- **EXERCISE PROMPT**:
The entries are to be given again in full. Every word must match.

☆ ☆ ☆ ☆ ☆ ☆ ☆

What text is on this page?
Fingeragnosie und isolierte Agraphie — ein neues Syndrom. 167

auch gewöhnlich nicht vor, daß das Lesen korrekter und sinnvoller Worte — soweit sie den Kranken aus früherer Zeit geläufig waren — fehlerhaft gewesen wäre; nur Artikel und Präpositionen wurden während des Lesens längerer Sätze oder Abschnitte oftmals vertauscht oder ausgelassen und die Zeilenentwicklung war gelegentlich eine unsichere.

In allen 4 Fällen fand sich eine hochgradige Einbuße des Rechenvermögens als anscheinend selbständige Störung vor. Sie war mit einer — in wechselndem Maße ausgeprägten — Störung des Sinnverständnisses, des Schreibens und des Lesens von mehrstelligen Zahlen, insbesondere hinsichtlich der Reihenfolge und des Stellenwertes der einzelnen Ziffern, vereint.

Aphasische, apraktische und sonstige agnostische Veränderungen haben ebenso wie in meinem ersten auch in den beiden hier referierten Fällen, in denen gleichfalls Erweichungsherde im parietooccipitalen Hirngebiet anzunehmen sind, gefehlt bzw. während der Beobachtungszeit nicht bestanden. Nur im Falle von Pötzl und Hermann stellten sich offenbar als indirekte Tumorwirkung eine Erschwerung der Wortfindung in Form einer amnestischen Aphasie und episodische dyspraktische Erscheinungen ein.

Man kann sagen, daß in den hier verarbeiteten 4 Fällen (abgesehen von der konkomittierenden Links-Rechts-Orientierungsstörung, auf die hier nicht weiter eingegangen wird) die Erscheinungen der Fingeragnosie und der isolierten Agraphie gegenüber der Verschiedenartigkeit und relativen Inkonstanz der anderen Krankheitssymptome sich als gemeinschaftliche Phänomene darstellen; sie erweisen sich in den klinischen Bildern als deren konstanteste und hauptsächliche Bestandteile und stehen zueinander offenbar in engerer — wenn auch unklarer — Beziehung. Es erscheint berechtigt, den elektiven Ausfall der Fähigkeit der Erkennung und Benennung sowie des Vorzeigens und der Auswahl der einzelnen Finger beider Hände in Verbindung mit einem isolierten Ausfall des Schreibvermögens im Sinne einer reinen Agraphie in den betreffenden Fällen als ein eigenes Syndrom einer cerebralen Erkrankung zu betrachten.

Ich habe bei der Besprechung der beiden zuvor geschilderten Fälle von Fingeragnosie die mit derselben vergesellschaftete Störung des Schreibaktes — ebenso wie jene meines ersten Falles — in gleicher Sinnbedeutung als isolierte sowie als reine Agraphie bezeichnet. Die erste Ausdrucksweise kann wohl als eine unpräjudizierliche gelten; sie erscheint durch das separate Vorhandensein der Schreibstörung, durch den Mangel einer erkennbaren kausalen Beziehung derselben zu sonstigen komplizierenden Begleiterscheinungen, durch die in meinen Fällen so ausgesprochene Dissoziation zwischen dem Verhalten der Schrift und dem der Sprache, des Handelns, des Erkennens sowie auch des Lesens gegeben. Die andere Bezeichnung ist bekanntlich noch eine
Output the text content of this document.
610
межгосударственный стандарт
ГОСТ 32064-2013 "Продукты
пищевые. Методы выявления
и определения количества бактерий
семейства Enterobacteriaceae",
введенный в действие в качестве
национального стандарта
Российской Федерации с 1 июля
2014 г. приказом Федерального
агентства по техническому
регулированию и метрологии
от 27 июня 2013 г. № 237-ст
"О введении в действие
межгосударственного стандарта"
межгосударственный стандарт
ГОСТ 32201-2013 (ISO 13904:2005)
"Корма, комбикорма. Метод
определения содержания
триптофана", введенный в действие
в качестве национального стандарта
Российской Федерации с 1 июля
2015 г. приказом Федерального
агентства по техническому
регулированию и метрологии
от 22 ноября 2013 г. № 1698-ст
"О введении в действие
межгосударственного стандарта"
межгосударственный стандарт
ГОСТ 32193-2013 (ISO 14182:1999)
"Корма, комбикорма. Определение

☆ ☆ ☆ ☆ ☆ ☆ ☆

- **ANSWER SECTION**:
What text is on this page?
Fingeragnosie und isolierte Agraphie — ein neues Syndrom. 167

auch gewöhnlich nicht vor, daß das Lesen korrekter und sinnvoller Worte — soweit sie den Kranken aus früherer Zeit geläufig waren — fehlerhaft gewesen wäre; nur Artikel und Präpositionen wurden während des Lesens längerer Sätze oder Abschnitte oftmals vertauscht oder ausgelassen und die Zeilenentwicklung war gelegentlich eine unsichere.

In allen 4 Fällen fand sich eine hochgradige Einbuße des Rechenvermögens als anscheinend selbständige Störung vor. Sie war mit einer — in wechselndem Maße ausgeprägten — Störung des Sinnverständnisses, des Schreibens und des Lesens von mehrstelligen Zahlen, insbesondere hinsichtlich der Reihenfolge und des Stellenwertes der einzelnen Ziffern, vereint.

Aphasische, apraktische und sonstige agnostische Veränderungen haben ebenso wie in meinem ersten auch in den beiden hier referierten Fällen, in denen gleichfalls Erweichungsherde im parietooccipitalen Hirngebiet anzunehmen sind, gefehlt bzw. während der Beobachtungszeit nicht bestanden. Nur im Falle von Pötzl und Hermann stellten sich offenbar als indirekte Tumorwirkung eine Erschwerung der Wortfindung in Form einer amnestischen Aphasie und episodische dyspraktische Erscheinungen ein.

Man kann sagen, daß in den hier verarbeiteten 4 Fällen (abgesehen von der konkomittierenden Links-Rechts-Orientierungsstörung, auf die hier nicht weiter eingegangen wird) die Erscheinungen der Fingeragnosie und der isolierten Agraphie gegenüber der Verschiedenartigkeit und relativen Inkonstanz der anderen Krankheitssymptome sich als gemeinschaftliche Phänomene darstellen; sie erweisen sich in den klinischen Bildern als deren konstanteste und hauptsächliche Bestandteile und stehen zueinander offenbar in engerer — wenn auch unklarer — Beziehung. Es erscheint berechtigt, den elektiven Ausfall der Fähigkeit der Erkennung und Benennung sowie des Vorzeigens und der Auswahl der einzelnen Finger beider Hände in Verbindung mit einem isolierten Ausfall des Schreibvermögens im Sinne einer reinen Agraphie in den betreffenden Fällen als ein eigenes Syndrom einer cerebralen Erkrankung zu betrachten.

Ich habe bei der Besprechung der beiden zuvor geschilderten Fälle von Fingeragnosie die mit derselben vergesellschaftete Störung des Schreibaktes — ebenso wie jene meines ersten Falles — in gleicher Sinnbedeutung als isolierte sowie als reine Agraphie bezeichnet. Die erste Ausdrucksweise kann wohl als eine unpräjudizierliche gelten; sie erscheint durch das separate Vorhandensein der Schreibstörung, durch den Mangel einer erkennbaren kausalen Beziehung derselben zu sonstigen komplizierenden Begleiterscheinungen, durch die in meinen Fällen so ausgesprochene Dissoziation zwischen dem Verhalten der Schrift und dem der Sprache, des Handelns, des Erkennens sowie auch des Lesens gegeben. Die andere Bezeichnung ist bekanntlich noch eine
Output the text content of this document.
610
межгосударственный стандарт
ГОСТ 32064-2013 "Продукты
пищевые. Методы выявления
и определения количества бактерий
семейства Enterobacteriaceae",
введенный в действие в качестве
национального стандарта
Российской Федерации с 1 июля
2014 г. приказом Федерального
агентства по техническому
регулированию и метрологии
от 27 июня 2013 г. № 237-ст
"О введении в действие
межгосударственного стандарта"
межгосударственный стандарт
ГОСТ 32201-2013 (ISO 13904:2005)
"Корма, комбикорма. Метод
определения содержания
триптофана", введенный в действие
в качестве национального стандарта
Российской Федерации с 1 июля
2015 г. приказом Федерального
агентства по техническому
регулированию и метрологии
от 22 ноября 2013 г. № 1698-ст
"О введении в действие
межгосударственного стандарта"
межгосударственный стандарт
ГОСТ 32193-2013 (ISO 14182:1999)
"Корма, комбикорма. Определение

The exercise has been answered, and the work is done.